*Data excerpts*
****************
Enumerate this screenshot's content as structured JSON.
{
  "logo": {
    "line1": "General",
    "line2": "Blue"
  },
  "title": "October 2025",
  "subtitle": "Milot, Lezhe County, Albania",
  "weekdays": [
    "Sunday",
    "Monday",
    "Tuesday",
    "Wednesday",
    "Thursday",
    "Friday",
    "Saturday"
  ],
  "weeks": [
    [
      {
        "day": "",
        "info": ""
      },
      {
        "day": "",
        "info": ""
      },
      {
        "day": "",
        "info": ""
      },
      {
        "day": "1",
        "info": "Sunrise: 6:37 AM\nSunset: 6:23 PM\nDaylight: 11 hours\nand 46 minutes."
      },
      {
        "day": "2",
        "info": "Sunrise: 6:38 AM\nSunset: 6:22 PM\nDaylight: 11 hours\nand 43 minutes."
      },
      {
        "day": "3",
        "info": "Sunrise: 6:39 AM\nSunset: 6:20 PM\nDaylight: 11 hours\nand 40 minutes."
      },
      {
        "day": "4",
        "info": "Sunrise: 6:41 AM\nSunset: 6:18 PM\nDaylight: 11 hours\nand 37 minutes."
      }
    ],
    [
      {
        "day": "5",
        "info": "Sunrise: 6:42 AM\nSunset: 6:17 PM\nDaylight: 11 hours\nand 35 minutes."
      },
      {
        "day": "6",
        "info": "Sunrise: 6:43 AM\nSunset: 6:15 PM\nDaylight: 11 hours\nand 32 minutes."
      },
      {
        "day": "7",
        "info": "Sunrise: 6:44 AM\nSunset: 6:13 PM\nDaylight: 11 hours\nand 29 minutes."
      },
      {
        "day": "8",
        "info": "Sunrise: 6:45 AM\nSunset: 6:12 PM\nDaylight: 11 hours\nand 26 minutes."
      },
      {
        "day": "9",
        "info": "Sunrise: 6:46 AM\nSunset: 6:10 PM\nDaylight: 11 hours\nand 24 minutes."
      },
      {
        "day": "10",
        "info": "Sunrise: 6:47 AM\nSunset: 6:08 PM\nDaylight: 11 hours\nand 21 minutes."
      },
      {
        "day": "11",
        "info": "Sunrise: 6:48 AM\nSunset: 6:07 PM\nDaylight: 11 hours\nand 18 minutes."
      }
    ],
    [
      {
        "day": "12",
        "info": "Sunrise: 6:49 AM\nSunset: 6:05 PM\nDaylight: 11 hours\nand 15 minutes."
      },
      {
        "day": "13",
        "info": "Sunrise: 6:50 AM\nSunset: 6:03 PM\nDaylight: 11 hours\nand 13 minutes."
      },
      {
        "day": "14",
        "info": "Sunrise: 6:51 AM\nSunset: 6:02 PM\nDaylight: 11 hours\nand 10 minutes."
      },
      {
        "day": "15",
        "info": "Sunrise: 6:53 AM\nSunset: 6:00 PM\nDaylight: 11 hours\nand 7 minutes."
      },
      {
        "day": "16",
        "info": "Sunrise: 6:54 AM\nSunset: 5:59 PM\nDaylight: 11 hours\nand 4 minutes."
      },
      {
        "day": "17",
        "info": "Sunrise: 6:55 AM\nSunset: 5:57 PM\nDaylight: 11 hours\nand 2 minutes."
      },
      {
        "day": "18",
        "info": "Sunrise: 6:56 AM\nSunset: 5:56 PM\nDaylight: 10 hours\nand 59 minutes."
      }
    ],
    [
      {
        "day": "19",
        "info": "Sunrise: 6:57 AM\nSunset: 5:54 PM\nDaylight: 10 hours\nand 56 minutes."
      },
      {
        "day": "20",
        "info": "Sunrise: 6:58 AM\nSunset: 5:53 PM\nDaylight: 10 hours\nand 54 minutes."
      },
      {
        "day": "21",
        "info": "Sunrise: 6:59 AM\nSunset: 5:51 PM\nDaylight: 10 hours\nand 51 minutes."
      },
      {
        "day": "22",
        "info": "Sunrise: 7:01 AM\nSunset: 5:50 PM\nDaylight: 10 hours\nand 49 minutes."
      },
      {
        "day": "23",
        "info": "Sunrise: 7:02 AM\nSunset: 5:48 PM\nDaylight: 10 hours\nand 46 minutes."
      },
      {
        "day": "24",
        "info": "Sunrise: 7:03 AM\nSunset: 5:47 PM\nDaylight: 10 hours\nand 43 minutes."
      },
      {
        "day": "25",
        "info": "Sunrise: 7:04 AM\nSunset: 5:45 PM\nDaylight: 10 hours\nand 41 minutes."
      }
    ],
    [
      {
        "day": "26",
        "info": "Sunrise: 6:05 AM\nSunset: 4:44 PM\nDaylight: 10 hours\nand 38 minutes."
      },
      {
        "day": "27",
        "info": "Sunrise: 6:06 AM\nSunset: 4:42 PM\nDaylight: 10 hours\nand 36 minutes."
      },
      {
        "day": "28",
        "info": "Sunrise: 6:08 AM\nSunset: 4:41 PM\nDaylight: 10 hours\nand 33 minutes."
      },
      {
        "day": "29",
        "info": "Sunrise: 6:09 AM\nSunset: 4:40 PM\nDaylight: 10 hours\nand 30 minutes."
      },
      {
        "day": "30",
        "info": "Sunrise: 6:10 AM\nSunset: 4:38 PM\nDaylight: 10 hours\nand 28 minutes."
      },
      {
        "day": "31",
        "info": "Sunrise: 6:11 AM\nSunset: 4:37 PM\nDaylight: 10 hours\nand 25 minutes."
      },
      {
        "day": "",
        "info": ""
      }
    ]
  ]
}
****************
*Task requirements*
Transcribe every entry exactly.

*Finished task*
Enumerate this screenshot's content as structured JSON.
{
  "logo": {
    "line1": "General",
    "line2": "Blue"
  },
  "title": "October 2025",
  "subtitle": "Milot, Lezhe County, Albania",
  "weekdays": [
    "Sunday",
    "Monday",
    "Tuesday",
    "Wednesday",
    "Thursday",
    "Friday",
    "Saturday"
  ],
  "weeks": [
    [
      {
        "day": "",
        "info": ""
      },
      {
        "day": "",
        "info": ""
      },
      {
        "day": "",
        "info": ""
      },
      {
        "day": "1",
        "info": "Sunrise: 6:37 AM\nSunset: 6:23 PM\nDaylight: 11 hours\nand 46 minutes."
      },
      {
        "day": "2",
        "info": "Sunrise: 6:38 AM\nSunset: 6:22 PM\nDaylight: 11 hours\nand 43 minutes."
      },
      {
        "day": "3",
        "info": "Sunrise: 6:39 AM\nSunset: 6:20 PM\nDaylight: 11 hours\nand 40 minutes."
      },
      {
        "day": "4",
        "info": "Sunrise: 6:41 AM\nSunset: 6:18 PM\nDaylight: 11 hours\nand 37 minutes."
      }
    ],
    [
      {
        "day": "5",
        "info": "Sunrise: 6:42 AM\nSunset: 6:17 PM\nDaylight: 11 hours\nand 35 minutes."
      },
      {
        "day": "6",
        "info": "Sunrise: 6:43 AM\nSunset: 6:15 PM\nDaylight: 11 hours\nand 32 minutes."
      },
      {
        "day": "7",
        "info": "Sunrise: 6:44 AM\nSunset: 6:13 PM\nDaylight: 11 hours\nand 29 minutes."
      },
      {
        "day": "8",
        "info": "Sunrise: 6:45 AM\nSunset: 6:12 PM\nDaylight: 11 hours\nand 26 minutes."
      },
      {
        "day": "9",
        "info": "Sunrise: 6:46 AM\nSunset: 6:10 PM\nDaylight: 11 hours\nand 24 minutes."
      },
      {
        "day": "10",
        "info": "Sunrise: 6:47 AM\nSunset: 6:08 PM\nDaylight: 11 hours\nand 21 minutes."
      },
      {
        "day": "11",
        "info": "Sunrise: 6:48 AM\nSunset: 6:07 PM\nDaylight: 11 hours\nand 18 minutes."
      }
    ],
    [
      {
        "day": "12",
        "info": "Sunrise: 6:49 AM\nSunset: 6:05 PM\nDaylight: 11 hours\nand 15 minutes."
      },
      {
        "day": "13",
        "info": "Sunrise: 6:50 AM\nSunset: 6:03 PM\nDaylight: 11 hours\nand 13 minutes."
      },
      {
        "day": "14",
        "info": "Sunrise: 6:51 AM\nSunset: 6:02 PM\nDaylight: 11 hours\nand 10 minutes."
      },
      {
        "day": "15",
        "info": "Sunrise: 6:53 AM\nSunset: 6:00 PM\nDaylight: 11 hours\nand 7 minutes."
      },
      {
        "day": "16",
        "info": "Sunrise: 6:54 AM\nSunset: 5:59 PM\nDaylight: 11 hours\nand 4 minutes."
      },
      {
        "day": "17",
        "info": "Sunrise: 6:55 AM\nSunset: 5:57 PM\nDaylight: 11 hours\nand 2 minutes."
      },
      {
        "day": "18",
        "info": "Sunrise: 6:56 AM\nSunset: 5:56 PM\nDaylight: 10 hours\nand 59 minutes."
      }
    ],
    [
      {
        "day": "19",
        "info": "Sunrise: 6:57 AM\nSunset: 5:54 PM\nDaylight: 10 hours\nand 56 minutes."
      },
      {
        "day": "20",
        "info": "Sunrise: 6:58 AM\nSunset: 5:53 PM\nDaylight: 10 hours\nand 54 minutes."
      },
      {
        "day": "21",
        "info": "Sunrise: 6:59 AM\nSunset: 5:51 PM\nDaylight: 10 hours\nand 51 minutes."
      },
      {
        "day": "22",
        "info": "Sunrise: 7:01 AM\nSunset: 5:50 PM\nDaylight: 10 hours\nand 49 minutes."
      },
      {
        "day": "23",
        "info": "Sunrise: 7:02 AM\nSunset: 5:48 PM\nDaylight: 10 hours\nand 46 minutes."
      },
      {
        "day": "24",
        "info": "Sunrise: 7:03 AM\nSunset: 5:47 PM\nDaylight: 10 hours\nand 43 minutes."
      },
      {
        "day": "25",
        "info": "Sunrise: 7:04 AM\nSunset: 5:45 PM\nDaylight: 10 hours\nand 41 minutes."
      }
    ],
    [
      {
        "day": "26",
        "info": "Sunrise: 6:05 AM\nSunset: 4:44 PM\nDaylight: 10 hours\nand 38 minutes."
      },
      {
        "day": "27",
        "info": "Sunrise: 6:06 AM\nSunset: 4:42 PM\nDaylight: 10 hours\nand 36 minutes."
      },
      {
        "day": "28",
        "info": "Sunrise: 6:08 AM\nSunset: 4:41 PM\nDaylight: 10 hours\nand 33 minutes."
      },
      {
        "day": "29",
        "info": "Sunrise: 6:09 AM\nSunset: 4:40 PM\nDaylight: 10 hours\nand 30 minutes."
      },
      {
        "day": "30",
        "info": "Sunrise: 6:10 AM\nSunset: 4:38 PM\nDaylight: 10 hours\nand 28 minutes."
      },
      {
        "day": "31",
        "info": "Sunrise: 6:11 AM\nSunset: 4:37 PM\nDaylight: 10 hours\nand 25 minutes."
      },
      {
        "day": "",
        "info": ""
      }
    ]
  ]
}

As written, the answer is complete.